TEXTAUSSCHNITT →
+++

Ein Tag Stille. Nach der Reise nach Thüringen zum 90. meiner Mutter und der Reise nach Venedig morgen, habe ich eine ruhige Zwischenzeit im Atelier. Gleich zieht es mich in meine Bildforschungen hinein, in Rolle 12 mit ihren Textlinien, die Figuren verbinden sollen, die aus den Buchmalereien heraustreten.

Auf der letzten Venezianischen Biennale sah ich in einem Pavillon eines nordeuropäischen Landes Geflechte, die meinen geflochtenen Weidenkreisen, die sich überall im Gärtchen befinden, ähnelten. Diese gegenständlichen Anmutungen, die aus Naturstrukturen entstehen, entspringen oft archaischen Bildfindungen indigener Naturvölker. Auch meine Figuren, die aus dem Gartenschnitt und Muscheln entstehen, gehen in diese Richtung.

Die gestrigen Buchmalereien sind aus dem wilden Treiben auf den Autobahnen heraus entstanden. Entsprechen ungezügelt entwickelten sie ihre Dynamik. Ganz anders war das heute. Ich hörte Chormusik der Italienischen Renaissance und saß still an den Plätzen für die Malerei und das Schreiben im Atelier.

Offenes Material

Gestern beim Aufräumen fand ich sehr viele Umrisszeichnungen auf Transparentpapier. Das ist „offenes“ Material, das gut weiterverwendet werden kann. Der Rückgriff auf älteres Material aus der eigenen Vergangenheit wird ja in letzter Zeit eine häufiger angewandte Arbeitsweise.

45 Schülern aus der Hindemithschule habe ich meine Arbeit und das, was ich mit ihnen machen würde vorgestellt. Etwa 6 Lehrkräfte waren dabei. Damit war ich mehrere Stunden beschäftigt. Etwas anstrengend das ganze…

Draußen auf dem Gelände traf ich zwei Sozialarbeiterinnen vom Diakoniezentrum „Weser 5“. Sie kamen wegen des Obdachlosen, der unter unserer Brücke „Platte macht“, wie sie sich ausdrücken. Sie fragten, ob es für ihn einen warmen Schlafplatz bei uns gibt, wenn es so richtig kalt wird. Ich brachte die Frauen zum IB, wo sie es mit Profis zutun haben.

+++

VORLIEGENDE DATENSÄTZE →
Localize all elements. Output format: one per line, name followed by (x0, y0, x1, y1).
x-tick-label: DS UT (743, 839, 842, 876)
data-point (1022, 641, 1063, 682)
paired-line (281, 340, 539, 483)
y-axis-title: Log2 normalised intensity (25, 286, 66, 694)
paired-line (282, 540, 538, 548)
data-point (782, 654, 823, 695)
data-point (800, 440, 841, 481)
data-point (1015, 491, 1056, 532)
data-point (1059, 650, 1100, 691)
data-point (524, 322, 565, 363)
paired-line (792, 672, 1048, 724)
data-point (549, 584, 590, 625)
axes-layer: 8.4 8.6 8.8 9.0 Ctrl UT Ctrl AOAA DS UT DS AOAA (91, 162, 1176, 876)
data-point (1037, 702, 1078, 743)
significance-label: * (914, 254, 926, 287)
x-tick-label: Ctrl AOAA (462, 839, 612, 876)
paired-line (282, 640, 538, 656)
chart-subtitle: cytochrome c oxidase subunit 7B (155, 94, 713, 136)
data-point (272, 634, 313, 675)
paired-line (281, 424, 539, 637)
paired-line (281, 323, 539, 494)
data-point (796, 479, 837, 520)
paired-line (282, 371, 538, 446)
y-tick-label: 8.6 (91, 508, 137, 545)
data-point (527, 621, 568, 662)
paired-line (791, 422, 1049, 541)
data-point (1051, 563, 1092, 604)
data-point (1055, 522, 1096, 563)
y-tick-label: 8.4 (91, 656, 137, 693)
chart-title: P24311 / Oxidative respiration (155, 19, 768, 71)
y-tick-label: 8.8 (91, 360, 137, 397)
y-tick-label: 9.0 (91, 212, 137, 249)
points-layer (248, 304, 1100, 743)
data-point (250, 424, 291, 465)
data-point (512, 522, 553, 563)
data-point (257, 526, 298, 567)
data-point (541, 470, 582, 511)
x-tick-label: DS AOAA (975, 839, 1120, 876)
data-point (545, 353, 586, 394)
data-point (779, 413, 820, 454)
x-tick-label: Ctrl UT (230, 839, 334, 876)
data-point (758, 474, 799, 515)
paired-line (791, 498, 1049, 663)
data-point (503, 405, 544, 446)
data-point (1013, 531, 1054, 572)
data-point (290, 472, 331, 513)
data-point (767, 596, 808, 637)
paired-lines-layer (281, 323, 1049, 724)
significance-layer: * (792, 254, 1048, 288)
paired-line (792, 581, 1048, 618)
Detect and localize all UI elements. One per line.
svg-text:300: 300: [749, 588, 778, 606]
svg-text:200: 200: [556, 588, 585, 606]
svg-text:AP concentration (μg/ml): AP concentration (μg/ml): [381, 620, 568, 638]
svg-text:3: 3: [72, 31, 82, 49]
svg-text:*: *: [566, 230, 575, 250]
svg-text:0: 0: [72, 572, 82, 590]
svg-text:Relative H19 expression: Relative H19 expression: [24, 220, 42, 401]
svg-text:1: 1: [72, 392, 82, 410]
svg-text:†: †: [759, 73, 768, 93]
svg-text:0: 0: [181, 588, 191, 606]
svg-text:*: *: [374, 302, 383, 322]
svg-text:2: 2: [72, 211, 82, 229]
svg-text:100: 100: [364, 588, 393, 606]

+++

AUFGABE UND VORGABEN →
Schreiben Sie aus dem Textausschnitt über die Tage im Atelier die Passage von „Die gestrigen Buchmalereien“ bis „häufiger angewandte Arbeitsweise.“ wortgetreu ab.

LÖSUNG DER AUFGABE →
Die gestrigen Buchmalereien sind aus dem wilden Treiben auf den Autobahnen heraus entstanden. Entsprechen ungezügelt entwickelten sie ihre Dynamik. Ganz anders war das heute. Ich hörte Chormusik der Italienischen Renaissance und saß still an den Plätzen für die Malerei und das Schreiben im Atelier.

Offenes Material

Gestern beim Aufräumen fand ich sehr viele Umrisszeichnungen auf Transparentpapier. Das ist „offenes“ Material, das gut weiterverwendet werden kann. Der Rückgriff auf älteres Material aus der eigenen Vergangenheit wird ja in letzter Zeit eine häufiger angewandte Arbeitsweise.